— BEGIN Raw records —

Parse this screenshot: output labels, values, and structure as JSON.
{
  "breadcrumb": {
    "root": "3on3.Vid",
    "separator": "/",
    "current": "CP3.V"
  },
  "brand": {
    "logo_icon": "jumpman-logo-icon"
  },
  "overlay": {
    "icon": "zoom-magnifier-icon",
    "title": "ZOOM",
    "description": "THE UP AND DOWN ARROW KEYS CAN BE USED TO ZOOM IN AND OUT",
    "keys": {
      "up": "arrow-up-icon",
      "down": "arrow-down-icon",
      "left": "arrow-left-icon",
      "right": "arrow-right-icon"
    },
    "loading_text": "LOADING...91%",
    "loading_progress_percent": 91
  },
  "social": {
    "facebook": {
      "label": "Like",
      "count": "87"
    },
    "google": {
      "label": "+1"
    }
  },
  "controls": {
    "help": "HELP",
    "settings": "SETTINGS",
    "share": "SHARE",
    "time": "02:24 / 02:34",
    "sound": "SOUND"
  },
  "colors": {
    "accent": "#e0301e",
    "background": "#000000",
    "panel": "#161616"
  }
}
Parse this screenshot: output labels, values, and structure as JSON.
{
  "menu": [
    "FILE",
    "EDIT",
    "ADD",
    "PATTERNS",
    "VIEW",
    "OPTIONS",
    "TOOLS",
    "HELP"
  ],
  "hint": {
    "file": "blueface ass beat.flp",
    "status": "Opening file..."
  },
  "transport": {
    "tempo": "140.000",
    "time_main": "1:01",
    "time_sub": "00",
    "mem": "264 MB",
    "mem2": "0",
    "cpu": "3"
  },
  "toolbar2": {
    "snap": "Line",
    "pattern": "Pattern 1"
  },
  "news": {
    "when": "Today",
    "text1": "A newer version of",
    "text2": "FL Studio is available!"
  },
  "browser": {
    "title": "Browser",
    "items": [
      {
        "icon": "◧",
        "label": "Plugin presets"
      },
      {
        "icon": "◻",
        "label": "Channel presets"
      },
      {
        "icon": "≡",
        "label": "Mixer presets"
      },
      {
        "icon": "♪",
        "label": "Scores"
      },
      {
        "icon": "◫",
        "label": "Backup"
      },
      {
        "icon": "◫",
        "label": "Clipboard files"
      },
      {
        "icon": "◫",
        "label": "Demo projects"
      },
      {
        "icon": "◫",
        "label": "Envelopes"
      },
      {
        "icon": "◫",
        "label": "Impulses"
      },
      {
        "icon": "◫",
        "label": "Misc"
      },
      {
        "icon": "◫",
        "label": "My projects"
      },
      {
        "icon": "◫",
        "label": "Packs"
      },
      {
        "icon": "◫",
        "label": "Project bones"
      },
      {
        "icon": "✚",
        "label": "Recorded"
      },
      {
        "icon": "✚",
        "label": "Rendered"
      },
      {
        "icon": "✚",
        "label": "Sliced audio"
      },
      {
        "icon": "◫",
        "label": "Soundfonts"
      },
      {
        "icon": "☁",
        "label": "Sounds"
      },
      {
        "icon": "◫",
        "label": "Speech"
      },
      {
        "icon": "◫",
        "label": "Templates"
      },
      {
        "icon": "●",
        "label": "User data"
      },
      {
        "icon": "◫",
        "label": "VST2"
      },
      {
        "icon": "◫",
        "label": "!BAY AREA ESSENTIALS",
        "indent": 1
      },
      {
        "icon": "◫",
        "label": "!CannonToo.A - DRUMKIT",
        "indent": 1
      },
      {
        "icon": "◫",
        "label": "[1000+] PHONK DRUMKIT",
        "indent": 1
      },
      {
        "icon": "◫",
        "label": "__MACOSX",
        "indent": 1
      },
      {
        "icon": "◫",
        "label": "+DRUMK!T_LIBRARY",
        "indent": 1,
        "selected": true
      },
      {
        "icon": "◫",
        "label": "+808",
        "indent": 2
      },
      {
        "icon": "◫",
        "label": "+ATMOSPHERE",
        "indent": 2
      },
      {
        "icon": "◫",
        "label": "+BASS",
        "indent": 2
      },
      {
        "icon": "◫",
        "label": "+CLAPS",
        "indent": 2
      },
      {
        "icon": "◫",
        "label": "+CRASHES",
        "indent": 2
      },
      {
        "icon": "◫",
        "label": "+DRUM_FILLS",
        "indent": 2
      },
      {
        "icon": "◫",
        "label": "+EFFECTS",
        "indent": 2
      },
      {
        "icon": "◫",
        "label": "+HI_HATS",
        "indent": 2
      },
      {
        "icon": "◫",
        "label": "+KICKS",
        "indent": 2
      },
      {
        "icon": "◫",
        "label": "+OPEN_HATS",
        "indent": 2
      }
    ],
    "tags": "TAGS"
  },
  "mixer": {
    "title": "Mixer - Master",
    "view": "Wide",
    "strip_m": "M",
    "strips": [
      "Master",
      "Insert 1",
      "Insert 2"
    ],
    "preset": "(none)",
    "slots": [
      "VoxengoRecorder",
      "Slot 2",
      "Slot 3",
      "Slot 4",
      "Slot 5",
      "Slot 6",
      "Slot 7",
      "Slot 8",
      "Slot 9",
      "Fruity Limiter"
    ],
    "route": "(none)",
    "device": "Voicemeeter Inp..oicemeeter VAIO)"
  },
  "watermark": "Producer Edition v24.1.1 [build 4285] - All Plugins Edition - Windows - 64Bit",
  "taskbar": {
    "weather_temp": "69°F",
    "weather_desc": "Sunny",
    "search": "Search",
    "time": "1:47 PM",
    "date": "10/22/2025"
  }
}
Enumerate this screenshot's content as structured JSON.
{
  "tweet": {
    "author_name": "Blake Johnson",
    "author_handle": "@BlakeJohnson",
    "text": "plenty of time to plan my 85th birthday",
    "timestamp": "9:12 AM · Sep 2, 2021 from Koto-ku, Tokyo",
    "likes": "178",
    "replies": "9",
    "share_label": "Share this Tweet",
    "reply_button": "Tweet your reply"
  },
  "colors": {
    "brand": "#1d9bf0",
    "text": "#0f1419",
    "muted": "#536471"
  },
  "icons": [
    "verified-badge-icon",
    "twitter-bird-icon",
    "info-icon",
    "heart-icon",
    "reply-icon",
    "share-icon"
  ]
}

— END Raw records —

Give all the entries again exactly; leave none out.

Parse this screenshot: output labels, values, and structure as JSON.
{
  "breadcrumb": {
    "root": "3on3.Vid",
    "separator": "/",
    "current": "CP3.V"
  },
  "brand": {
    "logo_icon": "jumpman-logo-icon"
  },
  "overlay": {
    "icon": "zoom-magnifier-icon",
    "title": "ZOOM",
    "description": "THE UP AND DOWN ARROW KEYS CAN BE USED TO ZOOM IN AND OUT",
    "keys": {
      "up": "arrow-up-icon",
      "down": "arrow-down-icon",
      "left": "arrow-left-icon",
      "right": "arrow-right-icon"
    },
    "loading_text": "LOADING...91%",
    "loading_progress_percent": 91
  },
  "social": {
    "facebook": {
      "label": "Like",
      "count": "87"
    },
    "google": {
      "label": "+1"
    }
  },
  "controls": {
    "help": "HELP",
    "settings": "SETTINGS",
    "share": "SHARE",
    "time": "02:24 / 02:34",
    "sound": "SOUND"
  },
  "colors": {
    "accent": "#e0301e",
    "background": "#000000",
    "panel": "#161616"
  }
}
Parse this screenshot: output labels, values, and structure as JSON.
{
  "menu": [
    "FILE",
    "EDIT",
    "ADD",
    "PATTERNS",
    "VIEW",
    "OPTIONS",
    "TOOLS",
    "HELP"
  ],
  "hint": {
    "file": "blueface ass beat.flp",
    "status": "Opening file..."
  },
  "transport": {
    "tempo": "140.000",
    "time_main": "1:01",
    "time_sub": "00",
    "mem": "264 MB",
    "mem2": "0",
    "cpu": "3"
  },
  "toolbar2": {
    "snap": "Line",
    "pattern": "Pattern 1"
  },
  "news": {
    "when": "Today",
    "text1": "A newer version of",
    "text2": "FL Studio is available!"
  },
  "browser": {
    "title": "Browser",
    "items": [
      {
        "icon": "◧",
        "label": "Plugin presets"
      },
      {
        "icon": "◻",
        "label": "Channel presets"
      },
      {
        "icon": "≡",
        "label": "Mixer presets"
      },
      {
        "icon": "♪",
        "label": "Scores"
      },
      {
        "icon": "◫",
        "label": "Backup"
      },
      {
        "icon": "◫",
        "label": "Clipboard files"
      },
      {
        "icon": "◫",
        "label": "Demo projects"
      },
      {
        "icon": "◫",
        "label": "Envelopes"
      },
      {
        "icon": "◫",
        "label": "Impulses"
      },
      {
        "icon": "◫",
        "label": "Misc"
      },
      {
        "icon": "◫",
        "label": "My projects"
      },
      {
        "icon": "◫",
        "label": "Packs"
      },
      {
        "icon": "◫",
        "label": "Project bones"
      },
      {
        "icon": "✚",
        "label": "Recorded"
      },
      {
        "icon": "✚",
        "label": "Rendered"
      },
      {
        "icon": "✚",
        "label": "Sliced audio"
      },
      {
        "icon": "◫",
        "label": "Soundfonts"
      },
      {
        "icon": "☁",
        "label": "Sounds"
      },
      {
        "icon": "◫",
        "label": "Speech"
      },
      {
        "icon": "◫",
        "label": "Templates"
      },
      {
        "icon": "●",
        "label": "User data"
      },
      {
        "icon": "◫",
        "label": "VST2"
      },
      {
        "icon": "◫",
        "label": "!BAY AREA ESSENTIALS",
        "indent": 1
      },
      {
        "icon": "◫",
        "label": "!CannonToo.A - DRUMKIT",
        "indent": 1
      },
      {
        "icon": "◫",
        "label": "[1000+] PHONK DRUMKIT",
        "indent": 1
      },
      {
        "icon": "◫",
        "label": "__MACOSX",
        "indent": 1
      },
      {
        "icon": "◫",
        "label": "+DRUMK!T_LIBRARY",
        "indent": 1,
        "selected": true
      },
      {
        "icon": "◫",
        "label": "+808",
        "indent": 2
      },
      {
        "icon": "◫",
        "label": "+ATMOSPHERE",
        "indent": 2
      },
      {
        "icon": "◫",
        "label": "+BASS",
        "indent": 2
      },
      {
        "icon": "◫",
        "label": "+CLAPS",
        "indent": 2
      },
      {
        "icon": "◫",
        "label": "+CRASHES",
        "indent": 2
      },
      {
        "icon": "◫",
        "label": "+DRUM_FILLS",
        "indent": 2
      },
      {
        "icon": "◫",
        "label": "+EFFECTS",
        "indent": 2
      },
      {
        "icon": "◫",
        "label": "+HI_HATS",
        "indent": 2
      },
      {
        "icon": "◫",
        "label": "+KICKS",
        "indent": 2
      },
      {
        "icon": "◫",
        "label": "+OPEN_HATS",
        "indent": 2
      }
    ],
    "tags": "TAGS"
  },
  "mixer": {
    "title": "Mixer - Master",
    "view": "Wide",
    "strip_m": "M",
    "strips": [
      "Master",
      "Insert 1",
      "Insert 2"
    ],
    "preset": "(none)",
    "slots": [
      "VoxengoRecorder",
      "Slot 2",
      "Slot 3",
      "Slot 4",
      "Slot 5",
      "Slot 6",
      "Slot 7",
      "Slot 8",
      "Slot 9",
      "Fruity Limiter"
    ],
    "route": "(none)",
    "device": "Voicemeeter Inp..oicemeeter VAIO)"
  },
  "watermark": "Producer Edition v24.1.1 [build 4285] - All Plugins Edition - Windows - 64Bit",
  "taskbar": {
    "weather_temp": "69°F",
    "weather_desc": "Sunny",
    "search": "Search",
    "time": "1:47 PM",
    "date": "10/22/2025"
  }
}
Enumerate this screenshot's content as structured JSON.
{
  "tweet": {
    "author_name": "Blake Johnson",
    "author_handle": "@BlakeJohnson",
    "text": "plenty of time to plan my 85th birthday",
    "timestamp": "9:12 AM · Sep 2, 2021 from Koto-ku, Tokyo",
    "likes": "178",
    "replies": "9",
    "share_label": "Share this Tweet",
    "reply_button": "Tweet your reply"
  },
  "colors": {
    "brand": "#1d9bf0",
    "text": "#0f1419",
    "muted": "#536471"
  },
  "icons": [
    "verified-badge-icon",
    "twitter-bird-icon",
    "info-icon",
    "heart-icon",
    "reply-icon",
    "share-icon"
  ]
}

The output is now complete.